» **Aim of the exercise**:
Reproduce the records exactly.

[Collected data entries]
===============

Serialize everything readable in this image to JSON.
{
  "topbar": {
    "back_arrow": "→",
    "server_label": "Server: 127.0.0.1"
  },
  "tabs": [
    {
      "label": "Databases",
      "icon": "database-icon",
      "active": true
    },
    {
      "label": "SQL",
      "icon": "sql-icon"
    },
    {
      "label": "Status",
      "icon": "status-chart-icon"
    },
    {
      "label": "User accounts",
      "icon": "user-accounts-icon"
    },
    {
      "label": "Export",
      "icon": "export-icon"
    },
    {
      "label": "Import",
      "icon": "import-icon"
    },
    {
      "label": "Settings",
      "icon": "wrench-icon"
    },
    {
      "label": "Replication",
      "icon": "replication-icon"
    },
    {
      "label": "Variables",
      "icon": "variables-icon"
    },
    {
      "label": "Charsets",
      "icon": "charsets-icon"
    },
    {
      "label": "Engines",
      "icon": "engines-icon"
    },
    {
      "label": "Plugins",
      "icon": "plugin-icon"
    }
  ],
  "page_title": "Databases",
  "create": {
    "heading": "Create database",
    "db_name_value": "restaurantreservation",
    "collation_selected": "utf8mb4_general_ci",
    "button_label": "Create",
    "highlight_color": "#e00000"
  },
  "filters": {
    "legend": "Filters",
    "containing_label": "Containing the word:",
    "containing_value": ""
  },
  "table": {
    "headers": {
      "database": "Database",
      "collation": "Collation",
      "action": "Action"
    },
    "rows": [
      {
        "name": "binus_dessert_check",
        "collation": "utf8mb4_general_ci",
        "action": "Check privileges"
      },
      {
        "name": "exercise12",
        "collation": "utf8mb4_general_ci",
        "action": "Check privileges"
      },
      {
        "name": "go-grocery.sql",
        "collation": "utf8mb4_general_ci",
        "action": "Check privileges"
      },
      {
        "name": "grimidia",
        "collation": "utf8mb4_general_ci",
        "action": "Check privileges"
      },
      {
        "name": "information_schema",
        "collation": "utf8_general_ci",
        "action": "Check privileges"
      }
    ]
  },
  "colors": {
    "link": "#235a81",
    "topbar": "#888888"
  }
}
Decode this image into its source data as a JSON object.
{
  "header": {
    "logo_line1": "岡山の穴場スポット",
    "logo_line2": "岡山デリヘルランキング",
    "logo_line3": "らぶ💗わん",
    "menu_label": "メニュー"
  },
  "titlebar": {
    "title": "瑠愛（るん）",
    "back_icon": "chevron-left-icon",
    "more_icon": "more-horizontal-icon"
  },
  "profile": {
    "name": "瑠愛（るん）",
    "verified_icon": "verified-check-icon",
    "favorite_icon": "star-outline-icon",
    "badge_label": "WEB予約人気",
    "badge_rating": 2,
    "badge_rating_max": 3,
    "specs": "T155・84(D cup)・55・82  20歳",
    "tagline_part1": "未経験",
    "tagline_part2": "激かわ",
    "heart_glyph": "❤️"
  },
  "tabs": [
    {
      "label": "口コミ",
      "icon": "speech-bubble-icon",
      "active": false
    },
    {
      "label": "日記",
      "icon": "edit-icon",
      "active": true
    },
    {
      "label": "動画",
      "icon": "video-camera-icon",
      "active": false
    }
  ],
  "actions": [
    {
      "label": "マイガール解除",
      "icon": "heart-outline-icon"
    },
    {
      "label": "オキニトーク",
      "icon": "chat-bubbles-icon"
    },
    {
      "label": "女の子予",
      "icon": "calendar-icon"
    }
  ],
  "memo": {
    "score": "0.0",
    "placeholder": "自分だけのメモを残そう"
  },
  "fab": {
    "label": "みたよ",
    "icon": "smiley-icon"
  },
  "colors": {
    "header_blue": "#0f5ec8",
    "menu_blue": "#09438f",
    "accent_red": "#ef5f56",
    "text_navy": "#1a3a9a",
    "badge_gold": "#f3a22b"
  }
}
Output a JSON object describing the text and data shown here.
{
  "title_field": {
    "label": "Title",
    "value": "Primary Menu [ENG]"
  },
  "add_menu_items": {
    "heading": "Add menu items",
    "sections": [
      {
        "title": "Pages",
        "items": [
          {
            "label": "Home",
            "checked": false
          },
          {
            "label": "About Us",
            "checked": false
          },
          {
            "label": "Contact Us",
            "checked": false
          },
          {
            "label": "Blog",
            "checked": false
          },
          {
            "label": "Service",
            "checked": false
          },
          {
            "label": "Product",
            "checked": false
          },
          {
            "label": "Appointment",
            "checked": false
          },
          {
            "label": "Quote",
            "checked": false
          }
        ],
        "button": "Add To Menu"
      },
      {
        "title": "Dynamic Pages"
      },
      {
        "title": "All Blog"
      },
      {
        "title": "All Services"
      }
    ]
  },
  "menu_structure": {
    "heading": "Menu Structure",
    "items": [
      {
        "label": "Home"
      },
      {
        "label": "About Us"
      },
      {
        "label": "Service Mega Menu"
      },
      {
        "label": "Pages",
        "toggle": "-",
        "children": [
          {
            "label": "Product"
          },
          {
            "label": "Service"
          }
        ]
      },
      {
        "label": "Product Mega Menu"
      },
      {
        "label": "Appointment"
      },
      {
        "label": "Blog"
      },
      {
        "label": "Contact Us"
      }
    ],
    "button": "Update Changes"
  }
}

===============

» **Solution to this problem**:
Serialize everything readable in this image to JSON.
{
  "topbar": {
    "back_arrow": "→",
    "server_label": "Server: 127.0.0.1"
  },
  "tabs": [
    {
      "label": "Databases",
      "icon": "database-icon",
      "active": true
    },
    {
      "label": "SQL",
      "icon": "sql-icon"
    },
    {
      "label": "Status",
      "icon": "status-chart-icon"
    },
    {
      "label": "User accounts",
      "icon": "user-accounts-icon"
    },
    {
      "label": "Export",
      "icon": "export-icon"
    },
    {
      "label": "Import",
      "icon": "import-icon"
    },
    {
      "label": "Settings",
      "icon": "wrench-icon"
    },
    {
      "label": "Replication",
      "icon": "replication-icon"
    },
    {
      "label": "Variables",
      "icon": "variables-icon"
    },
    {
      "label": "Charsets",
      "icon": "charsets-icon"
    },
    {
      "label": "Engines",
      "icon": "engines-icon"
    },
    {
      "label": "Plugins",
      "icon": "plugin-icon"
    }
  ],
  "page_title": "Databases",
  "create": {
    "heading": "Create database",
    "db_name_value": "restaurantreservation",
    "collation_selected": "utf8mb4_general_ci",
    "button_label": "Create",
    "highlight_color": "#e00000"
  },
  "filters": {
    "legend": "Filters",
    "containing_label": "Containing the word:",
    "containing_value": ""
  },
  "table": {
    "headers": {
      "database": "Database",
      "collation": "Collation",
      "action": "Action"
    },
    "rows": [
      {
        "name": "binus_dessert_check",
        "collation": "utf8mb4_general_ci",
        "action": "Check privileges"
      },
      {
        "name": "exercise12",
        "collation": "utf8mb4_general_ci",
        "action": "Check privileges"
      },
      {
        "name": "go-grocery.sql",
        "collation": "utf8mb4_general_ci",
        "action": "Check privileges"
      },
      {
        "name": "grimidia",
        "collation": "utf8mb4_general_ci",
        "action": "Check privileges"
      },
      {
        "name": "information_schema",
        "collation": "utf8_general_ci",
        "action": "Check privileges"
      }
    ]
  },
  "colors": {
    "link": "#235a81",
    "topbar": "#888888"
  }
}
Decode this image into its source data as a JSON object.
{
  "header": {
    "logo_line1": "岡山の穴場スポット",
    "logo_line2": "岡山デリヘルランキング",
    "logo_line3": "らぶ💗わん",
    "menu_label": "メニュー"
  },
  "titlebar": {
    "title": "瑠愛（るん）",
    "back_icon": "chevron-left-icon",
    "more_icon": "more-horizontal-icon"
  },
  "profile": {
    "name": "瑠愛（るん）",
    "verified_icon": "verified-check-icon",
    "favorite_icon": "star-outline-icon",
    "badge_label": "WEB予約人気",
    "badge_rating": 2,
    "badge_rating_max": 3,
    "specs": "T155・84(D cup)・55・82  20歳",
    "tagline_part1": "未経験",
    "tagline_part2": "激かわ",
    "heart_glyph": "❤️"
  },
  "tabs": [
    {
      "label": "口コミ",
      "icon": "speech-bubble-icon",
      "active": false
    },
    {
      "label": "日記",
      "icon": "edit-icon",
      "active": true
    },
    {
      "label": "動画",
      "icon": "video-camera-icon",
      "active": false
    }
  ],
  "actions": [
    {
      "label": "マイガール解除",
      "icon": "heart-outline-icon"
    },
    {
      "label": "オキニトーク",
      "icon": "chat-bubbles-icon"
    },
    {
      "label": "女の子予",
      "icon": "calendar-icon"
    }
  ],
  "memo": {
    "score": "0.0",
    "placeholder": "自分だけのメモを残そう"
  },
  "fab": {
    "label": "みたよ",
    "icon": "smiley-icon"
  },
  "colors": {
    "header_blue": "#0f5ec8",
    "menu_blue": "#09438f",
    "accent_red": "#ef5f56",
    "text_navy": "#1a3a9a",
    "badge_gold": "#f3a22b"
  }
}
Output a JSON object describing the text and data shown here.
{
  "title_field": {
    "label": "Title",
    "value": "Primary Menu [ENG]"
  },
  "add_menu_items": {
    "heading": "Add menu items",
    "sections": [
      {
        "title": "Pages",
        "items": [
          {
            "label": "Home",
            "checked": false
          },
          {
            "label": "About Us",
            "checked": false
          },
          {
            "label": "Contact Us",
            "checked": false
          },
          {
            "label": "Blog",
            "checked": false
          },
          {
            "label": "Service",
            "checked": false
          },
          {
            "label": "Product",
            "checked": false
          },
          {
            "label": "Appointment",
            "checked": false
          },
          {
            "label": "Quote",
            "checked": false
          }
        ],
        "button": "Add To Menu"
      },
      {
        "title": "Dynamic Pages"
      },
      {
        "title": "All Blog"
      },
      {
        "title": "All Services"
      }
    ]
  },
  "menu_structure": {
    "heading": "Menu Structure",
    "items": [
      {
        "label": "Home"
      },
      {
        "label": "About Us"
      },
      {
        "label": "Service Mega Menu"
      },
      {
        "label": "Pages",
        "toggle": "-",
        "children": [
          {
            "label": "Product"
          },
          {
            "label": "Service"
          }
        ]
      },
      {
        "label": "Product Mega Menu"
      },
      {
        "label": "Appointment"
      },
      {
        "label": "Blog"
      },
      {
        "label": "Contact Us"
      }
    ],
    "button": "Update Changes"
  }
}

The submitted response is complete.